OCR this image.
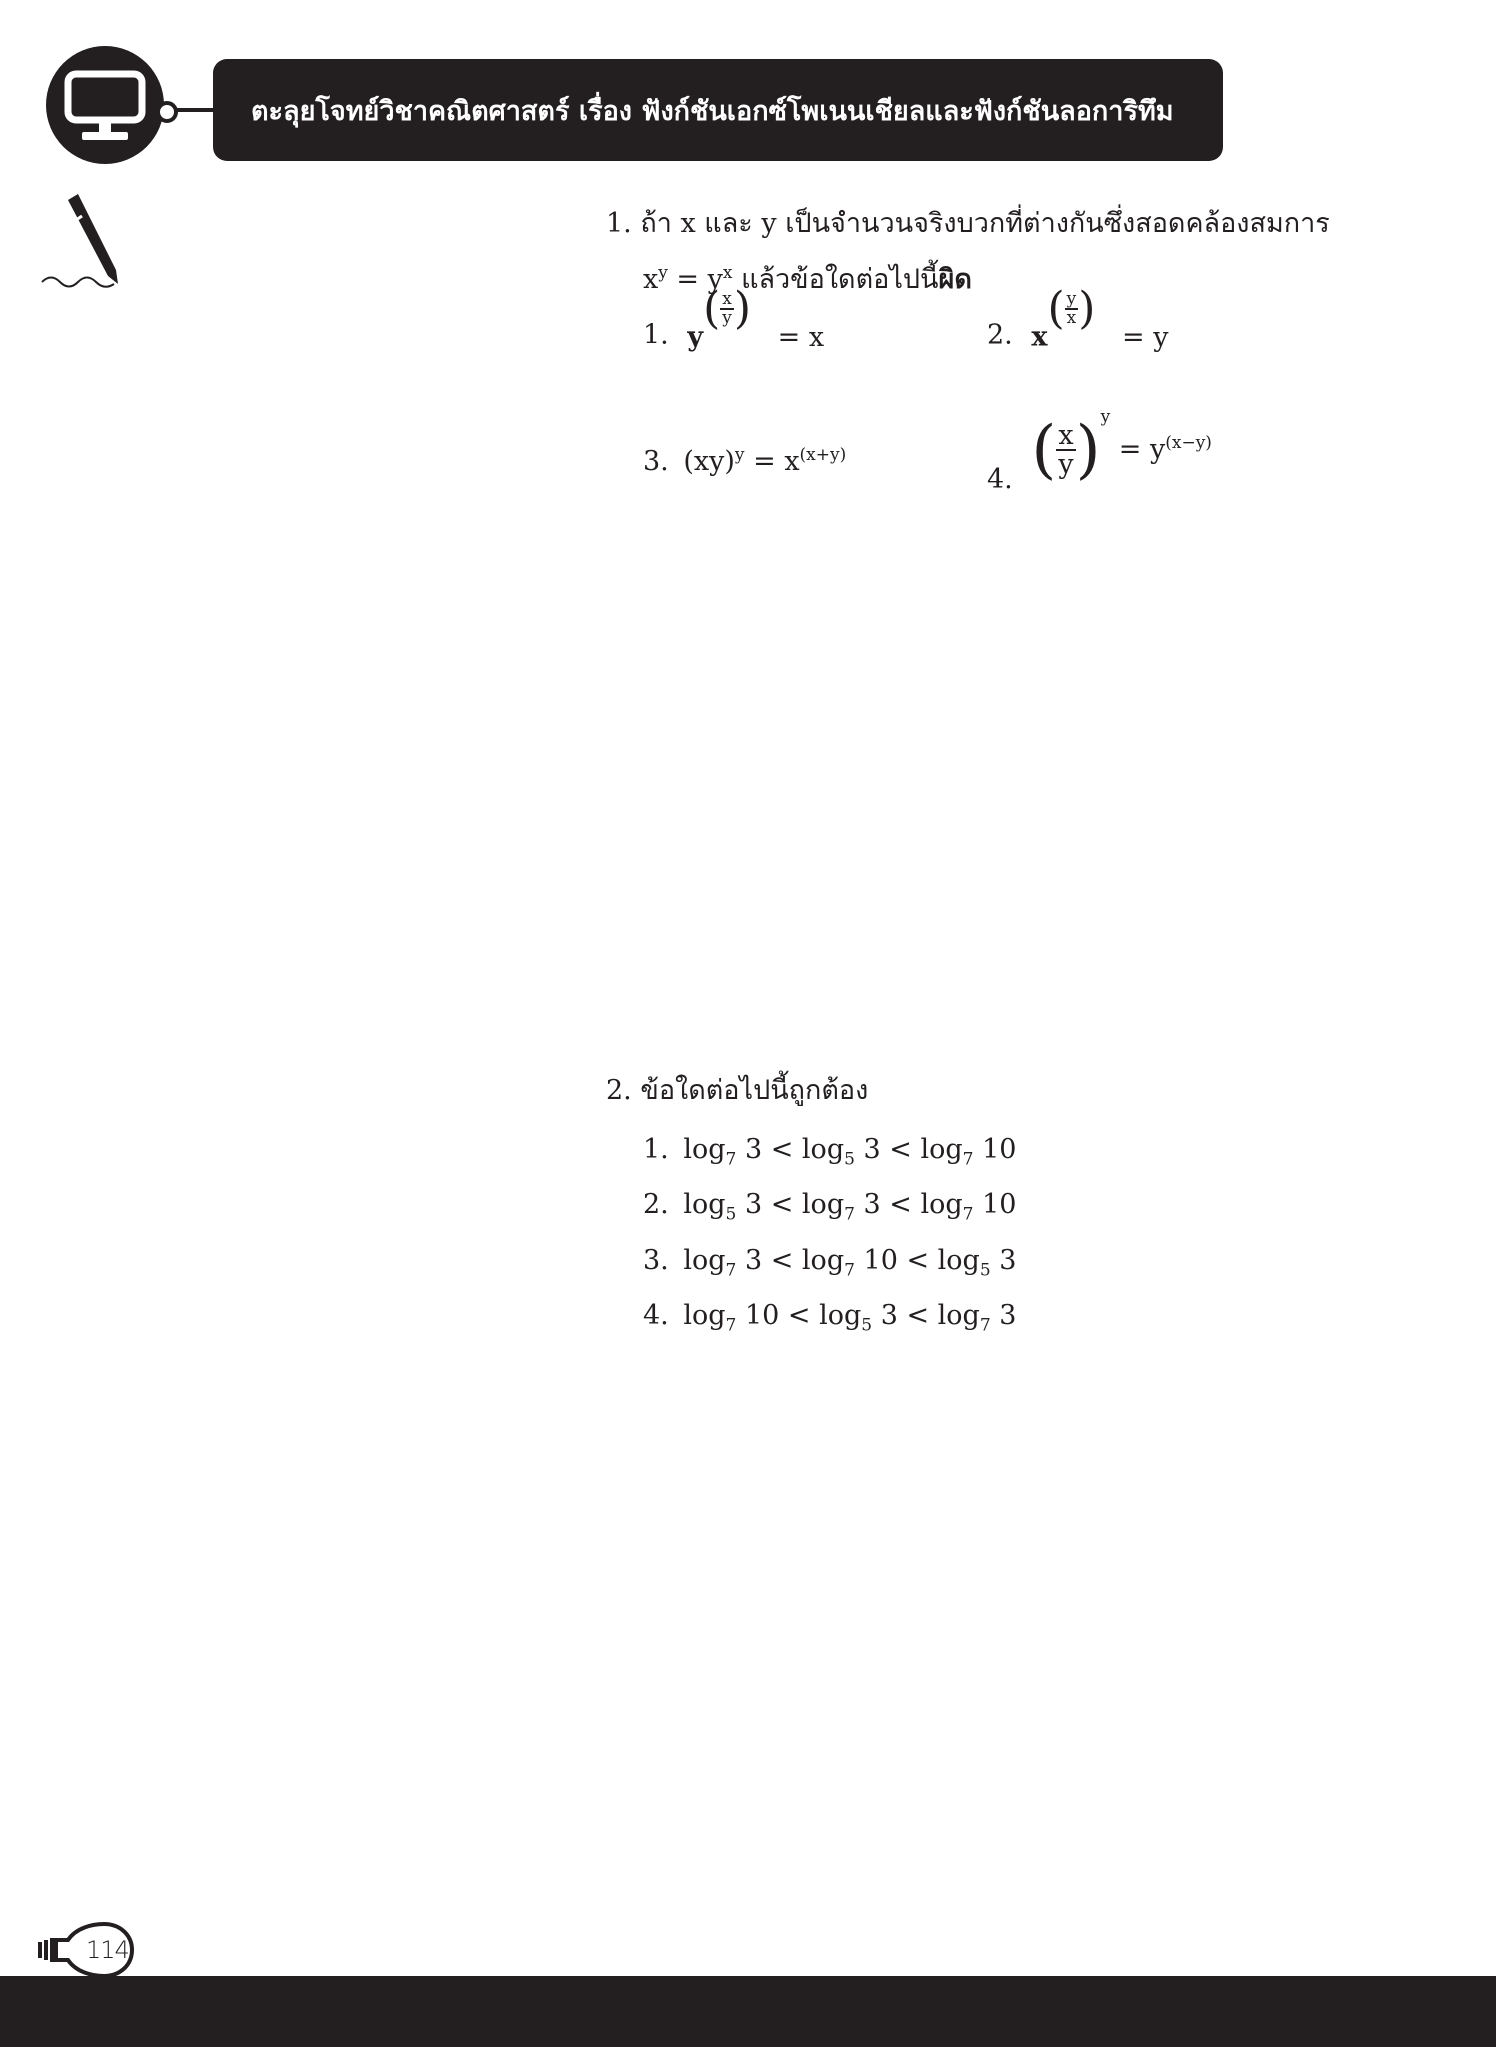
ตะลุยโจทย์วิชาคณิตศาสตร์ เรื่อง ฟังก์ชันเอกซ์โพเนนเชียลและฟังก์ชันลอการิทึม
1. ถ้า x และ y เป็นจำนวนจริงบวกที่ต่างกันซึ่งสอดคล้องสมการ
$x^y = y^x$ แล้วข้อใดต่อไปนี้ผิด
1. $y( \frac{x}{y}$ ) = x	2. $x( \frac{y}{x}$ ) = y
3. $(xy)^y = x^{(x+y)}$
4. ( $\frac{x}{y} )^y = y^{(x-y)}$
2. ข้อใดต่อไปนี้ถูกต้อง
1. $\log_7 3 < \log_5 3 < \log_7 10$
2. $\log_5 3 < \log_7 3 < \log_7 10$
3. $\log_7 3 < \log_7 10 < \log_5 3$
4. $\log_7 10 < \log_5 3 < \log_7 3$
114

────────────────────────────────────────

● **Goal**: Pull out and copy each line containing the string "อใดต".

● **Written reply**:
$x^y = y^x$ แล้วข้อใดต่อไปนี้ผิด
2. ข้อใดต่อไปนี้ถูกต้อง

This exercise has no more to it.